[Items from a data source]
————
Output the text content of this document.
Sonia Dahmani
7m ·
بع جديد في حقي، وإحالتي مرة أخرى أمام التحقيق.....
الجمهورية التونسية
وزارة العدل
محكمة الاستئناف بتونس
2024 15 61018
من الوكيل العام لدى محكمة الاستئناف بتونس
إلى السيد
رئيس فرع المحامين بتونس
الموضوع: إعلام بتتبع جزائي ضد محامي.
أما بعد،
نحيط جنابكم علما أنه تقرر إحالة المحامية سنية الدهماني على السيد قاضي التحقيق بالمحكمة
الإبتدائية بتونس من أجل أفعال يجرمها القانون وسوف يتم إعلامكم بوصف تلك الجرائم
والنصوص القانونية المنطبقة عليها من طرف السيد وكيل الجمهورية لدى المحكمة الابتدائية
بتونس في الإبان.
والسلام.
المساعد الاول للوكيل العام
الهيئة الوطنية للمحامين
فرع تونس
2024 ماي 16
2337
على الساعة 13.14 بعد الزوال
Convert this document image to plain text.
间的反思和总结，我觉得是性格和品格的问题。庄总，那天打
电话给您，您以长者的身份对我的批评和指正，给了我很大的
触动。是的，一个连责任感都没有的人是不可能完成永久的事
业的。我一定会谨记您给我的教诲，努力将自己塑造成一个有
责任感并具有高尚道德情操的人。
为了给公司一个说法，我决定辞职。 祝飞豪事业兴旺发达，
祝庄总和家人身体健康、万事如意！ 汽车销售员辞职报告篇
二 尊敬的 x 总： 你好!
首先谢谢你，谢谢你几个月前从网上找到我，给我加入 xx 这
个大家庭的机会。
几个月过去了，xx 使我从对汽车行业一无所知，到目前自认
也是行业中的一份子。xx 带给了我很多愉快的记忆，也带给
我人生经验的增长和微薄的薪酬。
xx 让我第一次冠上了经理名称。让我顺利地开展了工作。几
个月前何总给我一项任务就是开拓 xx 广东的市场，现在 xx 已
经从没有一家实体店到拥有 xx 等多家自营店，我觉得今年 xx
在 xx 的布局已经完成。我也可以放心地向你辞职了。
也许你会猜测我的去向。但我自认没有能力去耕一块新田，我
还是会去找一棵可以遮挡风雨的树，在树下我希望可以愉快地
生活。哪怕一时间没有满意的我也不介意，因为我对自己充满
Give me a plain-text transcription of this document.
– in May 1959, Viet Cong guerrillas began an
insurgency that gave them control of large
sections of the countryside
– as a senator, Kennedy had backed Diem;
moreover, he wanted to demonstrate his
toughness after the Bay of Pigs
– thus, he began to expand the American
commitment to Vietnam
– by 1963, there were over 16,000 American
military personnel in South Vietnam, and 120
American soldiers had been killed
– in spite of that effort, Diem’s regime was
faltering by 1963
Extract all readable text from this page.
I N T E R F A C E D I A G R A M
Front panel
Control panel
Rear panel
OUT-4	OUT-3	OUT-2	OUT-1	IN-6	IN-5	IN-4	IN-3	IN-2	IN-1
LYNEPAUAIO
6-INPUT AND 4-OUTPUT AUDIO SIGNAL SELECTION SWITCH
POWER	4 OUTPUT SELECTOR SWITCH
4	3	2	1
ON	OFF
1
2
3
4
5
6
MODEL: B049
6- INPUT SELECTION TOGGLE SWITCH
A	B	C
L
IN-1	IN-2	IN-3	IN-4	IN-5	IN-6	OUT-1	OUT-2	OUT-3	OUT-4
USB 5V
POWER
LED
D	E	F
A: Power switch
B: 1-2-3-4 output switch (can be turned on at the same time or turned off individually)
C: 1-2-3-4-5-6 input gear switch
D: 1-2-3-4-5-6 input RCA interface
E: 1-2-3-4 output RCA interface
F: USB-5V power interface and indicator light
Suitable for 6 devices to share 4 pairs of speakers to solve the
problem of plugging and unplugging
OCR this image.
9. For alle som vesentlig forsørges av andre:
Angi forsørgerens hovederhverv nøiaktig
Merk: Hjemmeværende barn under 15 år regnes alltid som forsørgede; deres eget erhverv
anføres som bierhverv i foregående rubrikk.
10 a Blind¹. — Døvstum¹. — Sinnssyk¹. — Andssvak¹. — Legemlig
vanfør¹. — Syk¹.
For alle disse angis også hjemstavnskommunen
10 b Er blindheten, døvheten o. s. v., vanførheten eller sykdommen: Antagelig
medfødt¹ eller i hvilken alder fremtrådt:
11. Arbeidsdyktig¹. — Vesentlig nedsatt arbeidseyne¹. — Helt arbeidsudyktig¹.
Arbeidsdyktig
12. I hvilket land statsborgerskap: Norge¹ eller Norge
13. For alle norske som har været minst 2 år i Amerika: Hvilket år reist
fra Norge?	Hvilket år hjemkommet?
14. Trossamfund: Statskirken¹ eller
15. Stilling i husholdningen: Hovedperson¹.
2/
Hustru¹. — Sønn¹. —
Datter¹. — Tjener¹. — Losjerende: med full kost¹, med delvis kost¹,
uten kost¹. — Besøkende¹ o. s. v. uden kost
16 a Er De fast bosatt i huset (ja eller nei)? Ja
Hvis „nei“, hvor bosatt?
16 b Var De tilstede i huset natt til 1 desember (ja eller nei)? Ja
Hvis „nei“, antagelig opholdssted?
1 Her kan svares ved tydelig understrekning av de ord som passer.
————
#### [REQUIRED WORK]
Every record above should be output exactly.

#### [WRITTEN ANSWER]
Output the text content of this document.
Sonia Dahmani
7m ·
بع جديد في حقي، وإحالتي مرة أخرى أمام التحقيق.....
الجمهورية التونسية
وزارة العدل
محكمة الاستئناف بتونس
2024 15 61018
من الوكيل العام لدى محكمة الاستئناف بتونس
إلى السيد
رئيس فرع المحامين بتونس
الموضوع: إعلام بتتبع جزائي ضد محامي.
أما بعد،
نحيط جنابكم علما أنه تقرر إحالة المحامية سنية الدهماني على السيد قاضي التحقيق بالمحكمة
الإبتدائية بتونس من أجل أفعال يجرمها القانون وسوف يتم إعلامكم بوصف تلك الجرائم
والنصوص القانونية المنطبقة عليها من طرف السيد وكيل الجمهورية لدى المحكمة الابتدائية
بتونس في الإبان.
والسلام.
المساعد الاول للوكيل العام
الهيئة الوطنية للمحامين
فرع تونس
2024 ماي 16
2337
على الساعة 13.14 بعد الزوال
Convert this document image to plain text.
间的反思和总结，我觉得是性格和品格的问题。庄总，那天打
电话给您，您以长者的身份对我的批评和指正，给了我很大的
触动。是的，一个连责任感都没有的人是不可能完成永久的事
业的。我一定会谨记您给我的教诲，努力将自己塑造成一个有
责任感并具有高尚道德情操的人。
为了给公司一个说法，我决定辞职。 祝飞豪事业兴旺发达，
祝庄总和家人身体健康、万事如意！ 汽车销售员辞职报告篇
二 尊敬的 x 总： 你好!
首先谢谢你，谢谢你几个月前从网上找到我，给我加入 xx 这
个大家庭的机会。
几个月过去了，xx 使我从对汽车行业一无所知，到目前自认
也是行业中的一份子。xx 带给了我很多愉快的记忆，也带给
我人生经验的增长和微薄的薪酬。
xx 让我第一次冠上了经理名称。让我顺利地开展了工作。几
个月前何总给我一项任务就是开拓 xx 广东的市场，现在 xx 已
经从没有一家实体店到拥有 xx 等多家自营店，我觉得今年 xx
在 xx 的布局已经完成。我也可以放心地向你辞职了。
也许你会猜测我的去向。但我自认没有能力去耕一块新田，我
还是会去找一棵可以遮挡风雨的树，在树下我希望可以愉快地
生活。哪怕一时间没有满意的我也不介意，因为我对自己充满
Give me a plain-text transcription of this document.
– in May 1959, Viet Cong guerrillas began an
insurgency that gave them control of large
sections of the countryside
– as a senator, Kennedy had backed Diem;
moreover, he wanted to demonstrate his
toughness after the Bay of Pigs
– thus, he began to expand the American
commitment to Vietnam
– by 1963, there were over 16,000 American
military personnel in South Vietnam, and 120
American soldiers had been killed
– in spite of that effort, Diem’s regime was
faltering by 1963
Extract all readable text from this page.
I N T E R F A C E D I A G R A M
Front panel
Control panel
Rear panel
OUT-4	OUT-3	OUT-2	OUT-1	IN-6	IN-5	IN-4	IN-3	IN-2	IN-1
LYNEPAUAIO
6-INPUT AND 4-OUTPUT AUDIO SIGNAL SELECTION SWITCH
POWER	4 OUTPUT SELECTOR SWITCH
4	3	2	1
ON	OFF
1
2
3
4
5
6
MODEL: B049
6- INPUT SELECTION TOGGLE SWITCH
A	B	C
L
IN-1	IN-2	IN-3	IN-4	IN-5	IN-6	OUT-1	OUT-2	OUT-3	OUT-4
USB 5V
POWER
LED
D	E	F
A: Power switch
B: 1-2-3-4 output switch (can be turned on at the same time or turned off individually)
C: 1-2-3-4-5-6 input gear switch
D: 1-2-3-4-5-6 input RCA interface
E: 1-2-3-4 output RCA interface
F: USB-5V power interface and indicator light
Suitable for 6 devices to share 4 pairs of speakers to solve the
problem of plugging and unplugging
OCR this image.
9. For alle som vesentlig forsørges av andre:
Angi forsørgerens hovederhverv nøiaktig
Merk: Hjemmeværende barn under 15 år regnes alltid som forsørgede; deres eget erhverv
anføres som bierhverv i foregående rubrikk.
10 a Blind¹. — Døvstum¹. — Sinnssyk¹. — Andssvak¹. — Legemlig
vanfør¹. — Syk¹.
For alle disse angis også hjemstavnskommunen
10 b Er blindheten, døvheten o. s. v., vanførheten eller sykdommen: Antagelig
medfødt¹ eller i hvilken alder fremtrådt:
11. Arbeidsdyktig¹. — Vesentlig nedsatt arbeidseyne¹. — Helt arbeidsudyktig¹.
Arbeidsdyktig
12. I hvilket land statsborgerskap: Norge¹ eller Norge
13. For alle norske som har været minst 2 år i Amerika: Hvilket år reist
fra Norge?	Hvilket år hjemkommet?
14. Trossamfund: Statskirken¹ eller
15. Stilling i husholdningen: Hovedperson¹.
2/
Hustru¹. — Sønn¹. —
Datter¹. — Tjener¹. — Losjerende: med full kost¹, med delvis kost¹,
uten kost¹. — Besøkende¹ o. s. v. uden kost
16 a Er De fast bosatt i huset (ja eller nei)? Ja
Hvis „nei“, hvor bosatt?
16 b Var De tilstede i huset natt til 1 desember (ja eller nei)? Ja
Hvis „nei“, antagelig opholdssted?
1 Her kan svares ved tydelig understrekning av de ord som passer.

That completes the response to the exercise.